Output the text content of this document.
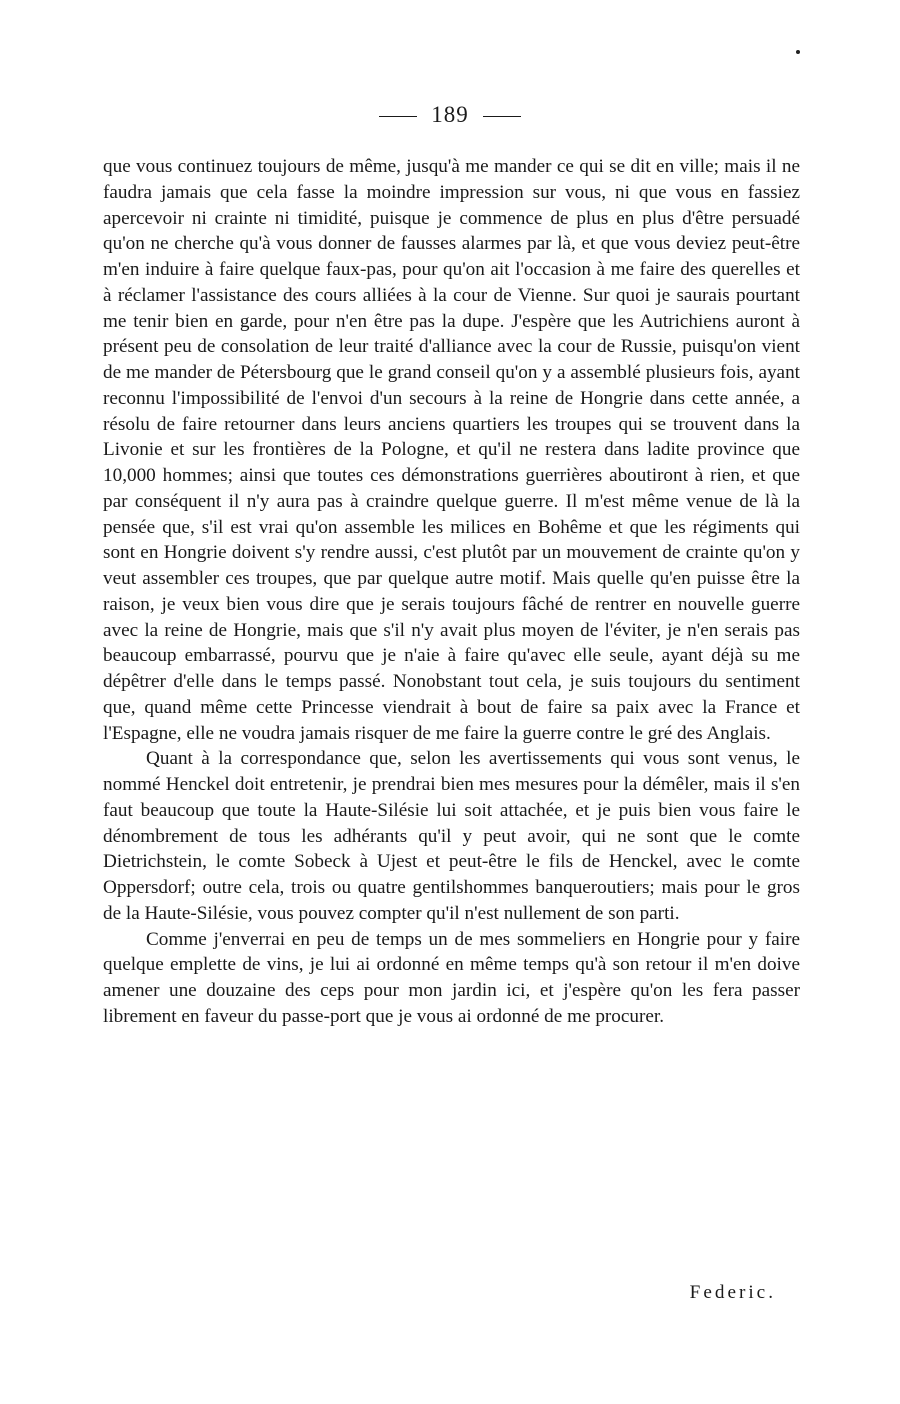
189

que vous continuez toujours de même, jusqu'à me mander ce qui se dit en ville; mais il ne faudra jamais que cela fasse la moindre impression sur vous, ni que vous en fassiez apercevoir ni crainte ni timidité, puisque je commence de plus en plus d'être persuadé qu'on ne cherche qu'à vous donner de fausses alarmes par là, et que vous deviez peut-être m'en induire à faire quelque faux-pas, pour qu'on ait l'occasion à me faire des querelles et à réclamer l'assistance des cours alliées à la cour de Vienne. Sur quoi je saurais pourtant me tenir bien en garde, pour n'en être pas la dupe. J'espère que les Autrichiens auront à présent peu de consolation de leur traité d'alliance avec la cour de Russie, puisqu'on vient de me mander de Pétersbourg que le grand conseil qu'on y a assemblé plusieurs fois, ayant reconnu l'impossibilité de l'envoi d'un secours à la reine de Hongrie dans cette année, a résolu de faire retourner dans leurs anciens quartiers les troupes qui se trouvent dans la Livonie et sur les frontières de la Pologne, et qu'il ne restera dans ladite province que 10,000 hommes; ainsi que toutes ces démonstrations guerrières aboutiront à rien, et que par conséquent il n'y aura pas à craindre quelque guerre. Il m'est même venue de là la pensée que, s'il est vrai qu'on assemble les milices en Bohême et que les régiments qui sont en Hongrie doivent s'y rendre aussi, c'est plutôt par un mouvement de crainte qu'on y veut assembler ces troupes, que par quelque autre motif. Mais quelle qu'en puisse être la raison, je veux bien vous dire que je serais toujours fâché de rentrer en nouvelle guerre avec la reine de Hongrie, mais que s'il n'y avait plus moyen de l'éviter, je n'en serais pas beaucoup embarrassé, pourvu que je n'aie à faire qu'avec elle seule, ayant déjà su me dépêtrer d'elle dans le temps passé. Nonobstant tout cela, je suis toujours du sentiment que, quand même cette Princesse viendrait à bout de faire sa paix avec la France et l'Espagne, elle ne voudra jamais risquer de me faire la guerre contre le gré des Anglais.

Quant à la correspondance que, selon les avertissements qui vous sont venus, le nommé Henckel doit entretenir, je prendrai bien mes mesures pour la démêler, mais il s'en faut beaucoup que toute la Haute-Silésie lui soit attachée, et je puis bien vous faire le dénombrement de tous les adhérants qu'il y peut avoir, qui ne sont que le comte Dietrichstein, le comte Sobeck à Ujest et peut-être le fils de Henckel, avec le comte Oppersdorf; outre cela, trois ou quatre gentilshommes banqueroutiers; mais pour le gros de la Haute-Silésie, vous pouvez compter qu'il n'est nullement de son parti.

Comme j'enverrai en peu de temps un de mes sommeliers en Hongrie pour y faire quelque emplette de vins, je lui ai ordonné en même temps qu'à son retour il m'en doive amener une douzaine des ceps pour mon jardin ici, et j'espère qu'on les fera passer librement en faveur du passe-port que je vous ai ordonné de me procurer.

Federic.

> **AIM OF THE TASK**: Transcribe the records above exactly, omitting every picture they contain.

> **ANSWER TO THE EXERCISE**:
Output the text content of this document.
189

que vous continuez toujours de même, jusqu'à me mander ce qui se dit en ville; mais il ne faudra jamais que cela fasse la moindre impression sur vous, ni que vous en fassiez apercevoir ni crainte ni timidité, puisque je commence de plus en plus d'être persuadé qu'on ne cherche qu'à vous donner de fausses alarmes par là, et que vous deviez peut-être m'en induire à faire quelque faux-pas, pour qu'on ait l'occasion à me faire des querelles et à réclamer l'assistance des cours alliées à la cour de Vienne. Sur quoi je saurais pourtant me tenir bien en garde, pour n'en être pas la dupe. J'espère que les Autrichiens auront à présent peu de consolation de leur traité d'alliance avec la cour de Russie, puisqu'on vient de me mander de Pétersbourg que le grand conseil qu'on y a assemblé plusieurs fois, ayant reconnu l'impossibilité de l'envoi d'un secours à la reine de Hongrie dans cette année, a résolu de faire retourner dans leurs anciens quartiers les troupes qui se trouvent dans la Livonie et sur les frontières de la Pologne, et qu'il ne restera dans ladite province que 10,000 hommes; ainsi que toutes ces démonstrations guerrières aboutiront à rien, et que par conséquent il n'y aura pas à craindre quelque guerre. Il m'est même venue de là la pensée que, s'il est vrai qu'on assemble les milices en Bohême et que les régiments qui sont en Hongrie doivent s'y rendre aussi, c'est plutôt par un mouvement de crainte qu'on y veut assembler ces troupes, que par quelque autre motif. Mais quelle qu'en puisse être la raison, je veux bien vous dire que je serais toujours fâché de rentrer en nouvelle guerre avec la reine de Hongrie, mais que s'il n'y avait plus moyen de l'éviter, je n'en serais pas beaucoup embarrassé, pourvu que je n'aie à faire qu'avec elle seule, ayant déjà su me dépêtrer d'elle dans le temps passé. Nonobstant tout cela, je suis toujours du sentiment que, quand même cette Princesse viendrait à bout de faire sa paix avec la France et l'Espagne, elle ne voudra jamais risquer de me faire la guerre contre le gré des Anglais.

Quant à la correspondance que, selon les avertissements qui vous sont venus, le nommé Henckel doit entretenir, je prendrai bien mes mesures pour la démêler, mais il s'en faut beaucoup que toute la Haute-Silésie lui soit attachée, et je puis bien vous faire le dénombrement de tous les adhérants qu'il y peut avoir, qui ne sont que le comte Dietrichstein, le comte Sobeck à Ujest et peut-être le fils de Henckel, avec le comte Oppersdorf; outre cela, trois ou quatre gentilshommes banqueroutiers; mais pour le gros de la Haute-Silésie, vous pouvez compter qu'il n'est nullement de son parti.

Comme j'enverrai en peu de temps un de mes sommeliers en Hongrie pour y faire quelque emplette de vins, je lui ai ordonné en même temps qu'à son retour il m'en doive amener une douzaine des ceps pour mon jardin ici, et j'espère qu'on les fera passer librement en faveur du passe-port que je vous ai ordonné de me procurer.

Federic.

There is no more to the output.